- **Material shown**
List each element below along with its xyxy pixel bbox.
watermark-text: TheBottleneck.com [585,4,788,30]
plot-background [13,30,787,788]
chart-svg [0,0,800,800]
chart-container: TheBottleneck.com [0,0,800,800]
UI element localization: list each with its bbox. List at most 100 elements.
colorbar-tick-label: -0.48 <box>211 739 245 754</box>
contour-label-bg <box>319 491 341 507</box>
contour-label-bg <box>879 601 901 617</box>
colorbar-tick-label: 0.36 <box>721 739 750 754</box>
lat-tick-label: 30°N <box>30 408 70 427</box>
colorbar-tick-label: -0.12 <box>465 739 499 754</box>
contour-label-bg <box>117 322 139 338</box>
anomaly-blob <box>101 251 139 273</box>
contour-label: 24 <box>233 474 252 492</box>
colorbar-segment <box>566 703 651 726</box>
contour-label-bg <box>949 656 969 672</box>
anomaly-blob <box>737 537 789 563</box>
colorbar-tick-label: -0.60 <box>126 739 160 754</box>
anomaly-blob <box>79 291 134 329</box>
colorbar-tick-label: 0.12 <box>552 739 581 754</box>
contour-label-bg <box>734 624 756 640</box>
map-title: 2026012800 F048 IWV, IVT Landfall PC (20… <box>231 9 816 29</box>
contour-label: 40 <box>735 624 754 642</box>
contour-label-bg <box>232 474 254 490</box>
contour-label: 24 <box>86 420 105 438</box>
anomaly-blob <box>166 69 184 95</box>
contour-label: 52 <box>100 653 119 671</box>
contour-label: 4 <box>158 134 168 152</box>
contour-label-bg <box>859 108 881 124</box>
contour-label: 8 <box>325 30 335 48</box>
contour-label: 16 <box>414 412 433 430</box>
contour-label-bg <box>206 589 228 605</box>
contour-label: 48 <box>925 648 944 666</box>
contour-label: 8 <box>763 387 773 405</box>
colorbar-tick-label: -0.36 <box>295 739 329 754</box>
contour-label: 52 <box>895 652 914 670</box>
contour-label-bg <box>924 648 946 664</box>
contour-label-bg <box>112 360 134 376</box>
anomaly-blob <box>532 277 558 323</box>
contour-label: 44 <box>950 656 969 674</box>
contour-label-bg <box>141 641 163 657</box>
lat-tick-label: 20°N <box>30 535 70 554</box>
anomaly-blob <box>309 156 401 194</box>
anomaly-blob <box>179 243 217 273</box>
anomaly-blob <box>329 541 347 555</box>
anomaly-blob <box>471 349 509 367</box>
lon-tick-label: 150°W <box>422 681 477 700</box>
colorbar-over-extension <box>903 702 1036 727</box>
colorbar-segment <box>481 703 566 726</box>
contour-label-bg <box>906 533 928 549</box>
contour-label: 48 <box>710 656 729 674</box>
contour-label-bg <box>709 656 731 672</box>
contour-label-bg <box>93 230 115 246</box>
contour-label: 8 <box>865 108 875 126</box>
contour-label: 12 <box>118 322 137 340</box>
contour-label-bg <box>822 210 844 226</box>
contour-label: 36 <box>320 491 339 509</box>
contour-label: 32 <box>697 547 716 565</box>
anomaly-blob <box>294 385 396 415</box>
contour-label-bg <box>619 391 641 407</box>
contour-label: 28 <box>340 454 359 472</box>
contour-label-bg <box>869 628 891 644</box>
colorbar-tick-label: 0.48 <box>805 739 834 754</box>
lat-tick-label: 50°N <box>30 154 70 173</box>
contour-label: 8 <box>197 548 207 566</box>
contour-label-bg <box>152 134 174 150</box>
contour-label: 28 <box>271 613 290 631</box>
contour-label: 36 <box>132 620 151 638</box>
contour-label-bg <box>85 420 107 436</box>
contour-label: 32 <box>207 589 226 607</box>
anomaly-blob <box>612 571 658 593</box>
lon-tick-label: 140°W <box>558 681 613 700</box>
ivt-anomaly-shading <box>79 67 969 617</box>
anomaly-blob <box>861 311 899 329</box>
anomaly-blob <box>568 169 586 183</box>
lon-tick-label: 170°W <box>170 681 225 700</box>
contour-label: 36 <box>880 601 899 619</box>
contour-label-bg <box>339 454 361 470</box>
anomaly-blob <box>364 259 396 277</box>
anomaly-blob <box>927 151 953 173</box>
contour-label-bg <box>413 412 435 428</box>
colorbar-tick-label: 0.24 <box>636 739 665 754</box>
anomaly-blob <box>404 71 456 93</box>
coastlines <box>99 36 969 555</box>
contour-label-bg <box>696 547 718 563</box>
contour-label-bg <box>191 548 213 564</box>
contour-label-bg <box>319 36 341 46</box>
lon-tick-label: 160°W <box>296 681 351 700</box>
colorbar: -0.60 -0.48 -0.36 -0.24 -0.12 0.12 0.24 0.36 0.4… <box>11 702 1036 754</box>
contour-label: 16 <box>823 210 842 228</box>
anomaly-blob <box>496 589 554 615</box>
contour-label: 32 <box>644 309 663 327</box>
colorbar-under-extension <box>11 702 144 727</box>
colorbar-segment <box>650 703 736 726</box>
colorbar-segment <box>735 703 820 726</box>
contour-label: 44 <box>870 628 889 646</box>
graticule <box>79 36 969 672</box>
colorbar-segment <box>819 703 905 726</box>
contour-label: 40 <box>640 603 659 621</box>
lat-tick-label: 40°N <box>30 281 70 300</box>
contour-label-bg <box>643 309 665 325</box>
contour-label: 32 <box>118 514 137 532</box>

- **What to work on**
Please rewrite the listing above with "anomaly-blob" changed to "anomaly-region" wherever it occurs, leaving everything else as it is.

- **Exercise solution**
List each element below along with its xyxy pixel bbox.
watermark-text: TheBottleneck.com [585,4,788,30]
plot-background [13,30,787,788]
chart-svg [0,0,800,800]
chart-container: TheBottleneck.com [0,0,800,800]
UI element localization: list each with its bbox. List at most 100 elements.
colorbar-tick-label: -0.48 <box>211 739 245 754</box>
contour-label-bg <box>319 491 341 507</box>
contour-label-bg <box>879 601 901 617</box>
colorbar-tick-label: 0.36 <box>721 739 750 754</box>
lat-tick-label: 30°N <box>30 408 70 427</box>
colorbar-tick-label: -0.12 <box>465 739 499 754</box>
contour-label-bg <box>117 322 139 338</box>
anomaly-region <box>101 251 139 273</box>
contour-label: 24 <box>233 474 252 492</box>
colorbar-segment <box>566 703 651 726</box>
contour-label-bg <box>949 656 969 672</box>
anomaly-region <box>737 537 789 563</box>
colorbar-tick-label: -0.60 <box>126 739 160 754</box>
anomaly-region <box>79 291 134 329</box>
colorbar-tick-label: 0.12 <box>552 739 581 754</box>
contour-label-bg <box>734 624 756 640</box>
map-title: 2026012800 F048 IWV, IVT Landfall PC (20… <box>231 9 816 29</box>
contour-label: 40 <box>735 624 754 642</box>
contour-label-bg <box>232 474 254 490</box>
contour-label: 24 <box>86 420 105 438</box>
anomaly-region <box>166 69 184 95</box>
contour-label: 52 <box>100 653 119 671</box>
contour-label: 4 <box>158 134 168 152</box>
contour-label-bg <box>859 108 881 124</box>
contour-label: 8 <box>325 30 335 48</box>
contour-label: 16 <box>414 412 433 430</box>
contour-label-bg <box>206 589 228 605</box>
contour-label: 48 <box>925 648 944 666</box>
contour-label: 8 <box>763 387 773 405</box>
colorbar-tick-label: -0.36 <box>295 739 329 754</box>
contour-label: 52 <box>895 652 914 670</box>
contour-label-bg <box>924 648 946 664</box>
contour-label-bg <box>112 360 134 376</box>
anomaly-region <box>532 277 558 323</box>
contour-label: 44 <box>950 656 969 674</box>
contour-label-bg <box>141 641 163 657</box>
lat-tick-label: 20°N <box>30 535 70 554</box>
anomaly-region <box>309 156 401 194</box>
anomaly-region <box>179 243 217 273</box>
anomaly-region <box>329 541 347 555</box>
anomaly-region <box>471 349 509 367</box>
lon-tick-label: 150°W <box>422 681 477 700</box>
colorbar-over-extension <box>903 702 1036 727</box>
colorbar-segment <box>481 703 566 726</box>
contour-label-bg <box>906 533 928 549</box>
contour-label: 48 <box>710 656 729 674</box>
contour-label-bg <box>709 656 731 672</box>
contour-label-bg <box>93 230 115 246</box>
contour-label: 8 <box>865 108 875 126</box>
contour-label: 12 <box>118 322 137 340</box>
contour-label-bg <box>822 210 844 226</box>
contour-label: 36 <box>320 491 339 509</box>
contour-label: 32 <box>697 547 716 565</box>
anomaly-region <box>294 385 396 415</box>
contour-label-bg <box>619 391 641 407</box>
contour-label: 28 <box>340 454 359 472</box>
contour-label-bg <box>869 628 891 644</box>
colorbar-tick-label: 0.48 <box>805 739 834 754</box>
lat-tick-label: 50°N <box>30 154 70 173</box>
contour-label: 8 <box>197 548 207 566</box>
contour-label-bg <box>152 134 174 150</box>
contour-label: 28 <box>271 613 290 631</box>
contour-label: 36 <box>132 620 151 638</box>
contour-label-bg <box>85 420 107 436</box>
contour-label: 32 <box>207 589 226 607</box>
anomaly-region <box>612 571 658 593</box>
lon-tick-label: 140°W <box>558 681 613 700</box>
ivt-anomaly-shading <box>79 67 969 617</box>
anomaly-region <box>861 311 899 329</box>
anomaly-region <box>568 169 586 183</box>
lon-tick-label: 170°W <box>170 681 225 700</box>
contour-label: 36 <box>880 601 899 619</box>
contour-label-bg <box>339 454 361 470</box>
anomaly-region <box>364 259 396 277</box>
anomaly-region <box>927 151 953 173</box>
contour-label-bg <box>413 412 435 428</box>
colorbar-tick-label: 0.24 <box>636 739 665 754</box>
anomaly-region <box>404 71 456 93</box>
coastlines <box>99 36 969 555</box>
contour-label-bg <box>696 547 718 563</box>
contour-label-bg <box>191 548 213 564</box>
contour-label-bg <box>319 36 341 46</box>
lon-tick-label: 160°W <box>296 681 351 700</box>
colorbar: -0.60 -0.48 -0.36 -0.24 -0.12 0.12 0.24 0.36 0.4… <box>11 702 1036 754</box>
contour-label: 16 <box>823 210 842 228</box>
anomaly-region <box>496 589 554 615</box>
contour-label: 32 <box>644 309 663 327</box>
colorbar-under-extension <box>11 702 144 727</box>
colorbar-segment <box>650 703 736 726</box>
colorbar-segment <box>735 703 820 726</box>
contour-label: 44 <box>870 628 889 646</box>
graticule <box>79 36 969 672</box>
colorbar-segment <box>819 703 905 726</box>
contour-label: 40 <box>640 603 659 621</box>
lat-tick-label: 40°N <box>30 281 70 300</box>
contour-label-bg <box>643 309 665 325</box>
contour-label: 32 <box>118 514 137 532</box>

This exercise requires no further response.